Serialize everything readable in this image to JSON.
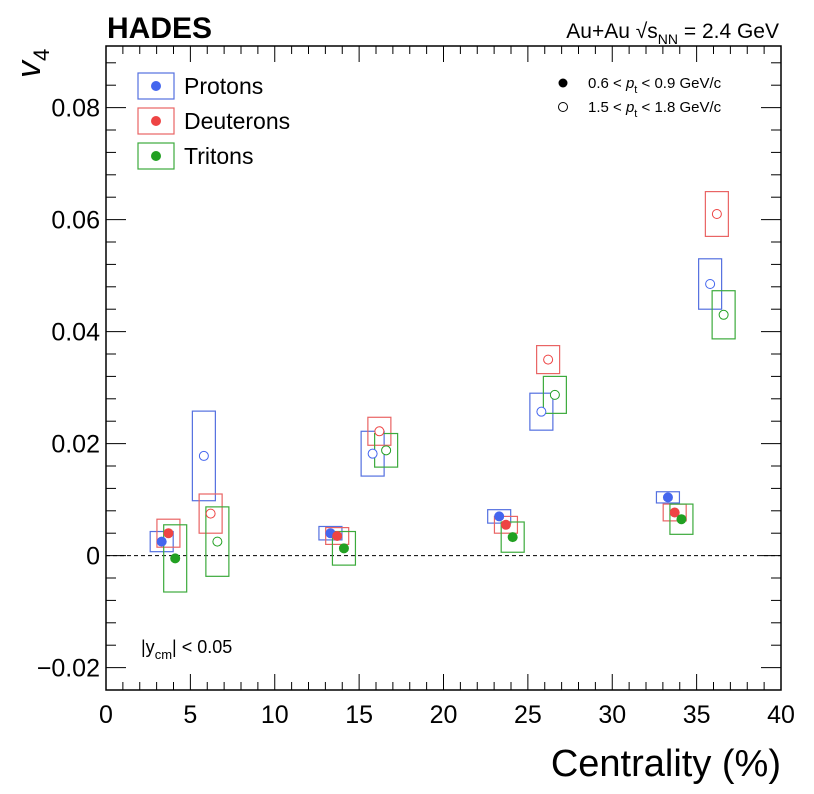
{
  "chart_data": {
    "type": "scatter",
    "experiment": "HADES",
    "system": {
      "prefix": "Au+Au ",
      "sqrt_symbol": "√",
      "s_letter": "s",
      "s_subscript": "NN",
      "suffix": " = 2.4 GeV"
    },
    "xlabel": "Centrality (%)",
    "ylabel": {
      "main": "v",
      "sub": "4"
    },
    "xlim": [
      0,
      40
    ],
    "ylim": [
      -0.024,
      0.091
    ],
    "x_ticks": [
      0,
      5,
      10,
      15,
      20,
      25,
      30,
      35,
      40
    ],
    "x_tick_labels": [
      "0",
      "5",
      "10",
      "15",
      "20",
      "25",
      "30",
      "35",
      "40"
    ],
    "y_ticks": [
      -0.02,
      0,
      0.02,
      0.04,
      0.06,
      0.08
    ],
    "y_tick_labels": [
      "−0.02",
      "0",
      "0.02",
      "0.04",
      "0.06",
      "0.08"
    ],
    "rapidity_cut": {
      "pre": "|y",
      "sub": "cm",
      "post": "| < 0.05"
    },
    "pt_bins": [
      {
        "marker": "filled",
        "pre": "0.6 < ",
        "p": "p",
        "sub": "t",
        "post": " < 0.9 GeV/c"
      },
      {
        "marker": "open",
        "pre": "1.5 < ",
        "p": "p",
        "sub": "t",
        "post": " < 1.8 GeV/c"
      }
    ],
    "series": [
      {
        "name": "Protons",
        "color": "#4466ee",
        "box_color": "#5470e0",
        "low_pt": [
          {
            "x": 3.3,
            "y": 0.0025,
            "sys": 0.0018
          },
          {
            "x": 13.3,
            "y": 0.004,
            "sys": 0.0012
          },
          {
            "x": 23.3,
            "y": 0.007,
            "sys": 0.0012
          },
          {
            "x": 33.3,
            "y": 0.0104,
            "sys": 0.001
          }
        ],
        "high_pt": [
          {
            "x": 5.8,
            "y": 0.0178,
            "sys": 0.008
          },
          {
            "x": 15.8,
            "y": 0.0182,
            "sys": 0.004
          },
          {
            "x": 25.8,
            "y": 0.0257,
            "sys": 0.0033
          },
          {
            "x": 35.8,
            "y": 0.0485,
            "sys": 0.0045
          }
        ]
      },
      {
        "name": "Deuterons",
        "color": "#ee4444",
        "box_color": "#e96464",
        "low_pt": [
          {
            "x": 3.7,
            "y": 0.004,
            "sys": 0.0025
          },
          {
            "x": 13.7,
            "y": 0.0035,
            "sys": 0.0015
          },
          {
            "x": 23.7,
            "y": 0.0055,
            "sys": 0.0015
          },
          {
            "x": 33.7,
            "y": 0.0077,
            "sys": 0.0015
          }
        ],
        "high_pt": [
          {
            "x": 6.2,
            "y": 0.0075,
            "sys": 0.0035
          },
          {
            "x": 16.2,
            "y": 0.0222,
            "sys": 0.0025
          },
          {
            "x": 26.2,
            "y": 0.035,
            "sys": 0.0025
          },
          {
            "x": 36.2,
            "y": 0.061,
            "sys": 0.004
          }
        ]
      },
      {
        "name": "Tritons",
        "color": "#22a022",
        "box_color": "#3caa3c",
        "low_pt": [
          {
            "x": 4.1,
            "y": -0.0005,
            "sys": 0.006
          },
          {
            "x": 14.1,
            "y": 0.0013,
            "sys": 0.003
          },
          {
            "x": 24.1,
            "y": 0.0033,
            "sys": 0.0027
          },
          {
            "x": 34.1,
            "y": 0.0065,
            "sys": 0.0027
          }
        ],
        "high_pt": [
          {
            "x": 6.6,
            "y": 0.0025,
            "sys": 0.0062
          },
          {
            "x": 16.6,
            "y": 0.0188,
            "sys": 0.003
          },
          {
            "x": 26.6,
            "y": 0.0287,
            "sys": 0.0033
          },
          {
            "x": 36.6,
            "y": 0.043,
            "sys": 0.0043
          }
        ]
      }
    ],
    "reference_line": {
      "y": 0,
      "style": "dashed"
    }
  }
}
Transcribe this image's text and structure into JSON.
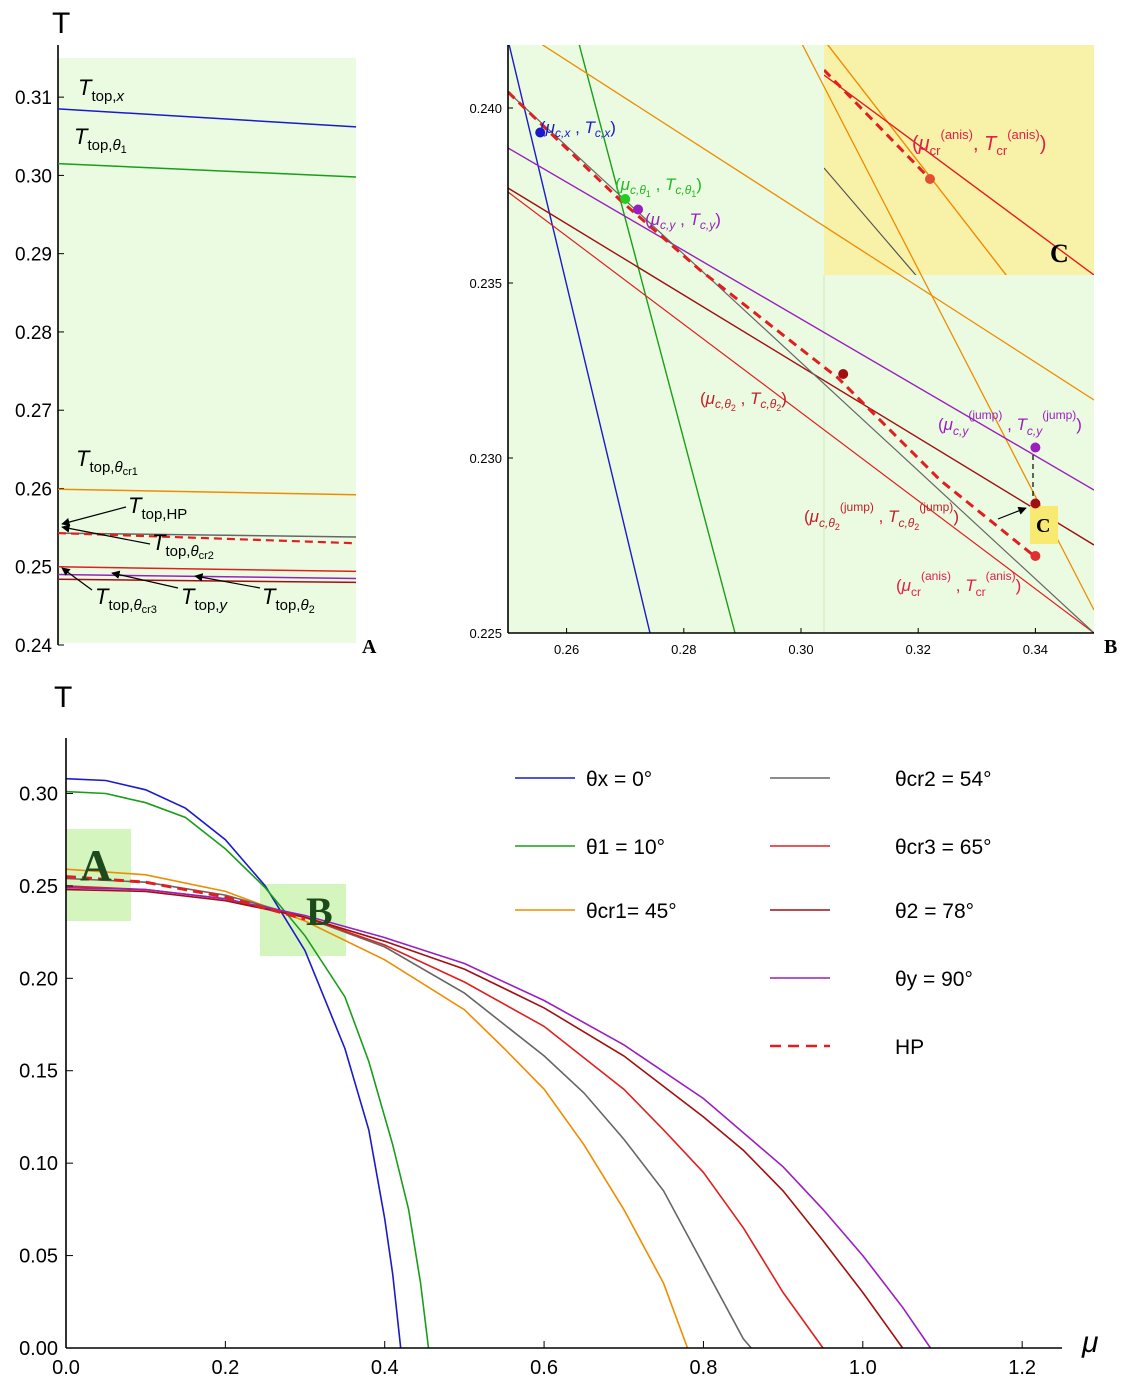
{
  "chart_data": [
    {
      "id": "A",
      "type": "line",
      "panel_label": "A",
      "ylabel": "T",
      "ylim": [
        0.24,
        0.315
      ],
      "yticks": [
        "0.24",
        "0.25",
        "0.26",
        "0.27",
        "0.28",
        "0.29",
        "0.30",
        "0.31"
      ],
      "lines": [
        {
          "label": "T_top,x",
          "color": "#1a1acc",
          "y": [
            0.3085,
            0.3062
          ]
        },
        {
          "label": "T_top,θ1",
          "color": "#1a9e1a",
          "y": [
            0.3015,
            0.2998
          ]
        },
        {
          "label": "T_top,θcr1",
          "color": "#f08c00",
          "y": [
            0.2599,
            0.2592
          ]
        },
        {
          "label": "T_top,HP",
          "color": "#666666",
          "y": [
            0.2543,
            0.2538
          ]
        },
        {
          "label": "T_top,θcr2",
          "color": "#e02020",
          "dashed": true,
          "y": [
            0.2543,
            0.253
          ]
        },
        {
          "label": "T_top,θcr3",
          "color": "#e02020",
          "y": [
            0.25,
            0.2494
          ]
        },
        {
          "label": "T_top,y",
          "color": "#9b1fbf",
          "y": [
            0.249,
            0.2485
          ]
        },
        {
          "label": "T_top,θ2",
          "color": "#a01010",
          "y": [
            0.2484,
            0.248
          ]
        }
      ],
      "annotations": [
        "T_top,x",
        "T_top,θ1",
        "T_top,θcr1",
        "T_top,HP",
        "T_top,θcr2",
        "T_top,θcr3",
        "T_top,y",
        "T_top,θ2"
      ]
    },
    {
      "id": "B",
      "type": "line",
      "panel_label": "B",
      "xlim": [
        0.25,
        0.35
      ],
      "ylim": [
        0.225,
        0.2418
      ],
      "xticks": [
        "0.26",
        "0.28",
        "0.30",
        "0.32",
        "0.34"
      ],
      "yticks": [
        "0.225",
        "0.230",
        "0.235",
        "0.240"
      ],
      "points": [
        {
          "label": "(μc,x , Tc,x)",
          "color": "#1a1acc",
          "x": 0.2555,
          "y": 0.2393
        },
        {
          "label": "(μc,θ1 , Tc,θ1)",
          "color": "#22cc22",
          "x": 0.27,
          "y": 0.2374
        },
        {
          "label": "(μc,y , Tc,y)",
          "color": "#9b1fbf",
          "x": 0.2722,
          "y": 0.2371
        },
        {
          "label": "(μc,θ2 , Tc,θ2)",
          "color": "#a01010",
          "x": 0.3072,
          "y": 0.2324
        },
        {
          "label": "(μc,y(jump) , Tc,y(jump))",
          "color": "#9b1fbf",
          "x": 0.34,
          "y": 0.2303
        },
        {
          "label": "(μc,θ2(jump) , Tc,θ2(jump))",
          "color": "#a01010",
          "x": 0.34,
          "y": 0.2287
        },
        {
          "label": "(μcr(anis) , Tcr(anis))",
          "color": "#e03030",
          "x": 0.34,
          "y": 0.2272
        }
      ],
      "inset_label": "C",
      "inset_point_label": "(μcr(anis) , Tcr(anis))"
    },
    {
      "id": "main",
      "type": "line",
      "xlabel": "μ",
      "ylabel": "T",
      "xlim": [
        0,
        1.25
      ],
      "ylim": [
        0,
        0.33
      ],
      "xticks": [
        "0.0",
        "0.2",
        "0.4",
        "0.6",
        "0.8",
        "1.0",
        "1.2"
      ],
      "yticks": [
        "0.00",
        "0.05",
        "0.10",
        "0.15",
        "0.20",
        "0.25",
        "0.30"
      ],
      "region_labels": [
        "A",
        "B"
      ],
      "series": [
        {
          "name": "θx = 0°",
          "color": "#1a1acc",
          "x": [
            0,
            0.05,
            0.1,
            0.15,
            0.2,
            0.25,
            0.3,
            0.35,
            0.38,
            0.4,
            0.41,
            0.42
          ],
          "y": [
            0.308,
            0.307,
            0.302,
            0.292,
            0.275,
            0.25,
            0.215,
            0.162,
            0.118,
            0.07,
            0.04,
            0
          ]
        },
        {
          "name": "θ1 = 10°",
          "color": "#1a9e1a",
          "x": [
            0,
            0.05,
            0.1,
            0.15,
            0.2,
            0.25,
            0.3,
            0.35,
            0.38,
            0.41,
            0.43,
            0.445,
            0.455
          ],
          "y": [
            0.301,
            0.3,
            0.295,
            0.287,
            0.27,
            0.249,
            0.223,
            0.19,
            0.155,
            0.11,
            0.075,
            0.035,
            0
          ]
        },
        {
          "name": "θcr1= 45°",
          "color": "#f08c00",
          "x": [
            0,
            0.1,
            0.2,
            0.3,
            0.4,
            0.5,
            0.55,
            0.6,
            0.65,
            0.7,
            0.75,
            0.78
          ],
          "y": [
            0.259,
            0.256,
            0.247,
            0.231,
            0.21,
            0.183,
            0.162,
            0.14,
            0.11,
            0.075,
            0.035,
            0
          ]
        },
        {
          "name": "θcr2 = 54°",
          "color": "#666666",
          "x": [
            0,
            0.1,
            0.2,
            0.3,
            0.4,
            0.5,
            0.6,
            0.65,
            0.7,
            0.75,
            0.8,
            0.85,
            0.86
          ],
          "y": [
            0.254,
            0.252,
            0.245,
            0.233,
            0.217,
            0.192,
            0.158,
            0.138,
            0.113,
            0.085,
            0.045,
            0.005,
            0
          ]
        },
        {
          "name": "θcr3 = 65°",
          "color": "#e02020",
          "x": [
            0,
            0.1,
            0.2,
            0.3,
            0.4,
            0.5,
            0.6,
            0.7,
            0.75,
            0.8,
            0.85,
            0.9,
            0.95
          ],
          "y": [
            0.25,
            0.248,
            0.243,
            0.233,
            0.218,
            0.198,
            0.174,
            0.14,
            0.118,
            0.095,
            0.065,
            0.03,
            0
          ]
        },
        {
          "name": "θ2 = 78°",
          "color": "#a01010",
          "x": [
            0,
            0.1,
            0.2,
            0.3,
            0.4,
            0.5,
            0.6,
            0.7,
            0.8,
            0.85,
            0.9,
            0.95,
            1.0,
            1.05
          ],
          "y": [
            0.248,
            0.247,
            0.242,
            0.233,
            0.22,
            0.205,
            0.184,
            0.158,
            0.125,
            0.107,
            0.085,
            0.058,
            0.03,
            0
          ]
        },
        {
          "name": "θy = 90°",
          "color": "#9b1fbf",
          "x": [
            0,
            0.1,
            0.2,
            0.3,
            0.4,
            0.5,
            0.6,
            0.7,
            0.8,
            0.9,
            0.95,
            1.0,
            1.05,
            1.085
          ],
          "y": [
            0.249,
            0.248,
            0.243,
            0.234,
            0.222,
            0.208,
            0.188,
            0.164,
            0.135,
            0.098,
            0.075,
            0.05,
            0.022,
            0
          ]
        },
        {
          "name": "HP",
          "color": "#e02020",
          "dashed": true,
          "x": [
            0,
            0.1,
            0.2,
            0.3
          ],
          "y": [
            0.255,
            0.252,
            0.244,
            0.232
          ]
        }
      ],
      "legend": [
        {
          "label": "θx = 0°",
          "color": "#1a1acc"
        },
        {
          "label": "θ1 = 10°",
          "color": "#1a9e1a"
        },
        {
          "label": "θcr1= 45°",
          "color": "#f08c00"
        },
        {
          "label": "θcr2 = 54°",
          "color": "#666666"
        },
        {
          "label": "θcr3 = 65°",
          "color": "#e02020"
        },
        {
          "label": "θ2 = 78°",
          "color": "#a01010"
        },
        {
          "label": "θy = 90°",
          "color": "#9b1fbf"
        },
        {
          "label": "HP",
          "color": "#e02020",
          "dashed": true
        }
      ]
    }
  ]
}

------------------------------------------------

= Task instructions =
Select and copy every line of the listing with the word "anis".

= Full solution =
          "label": "(μcr(anis) , Tcr(anis))",
      "inset_point_label": "(μcr(anis) , Tcr(anis))"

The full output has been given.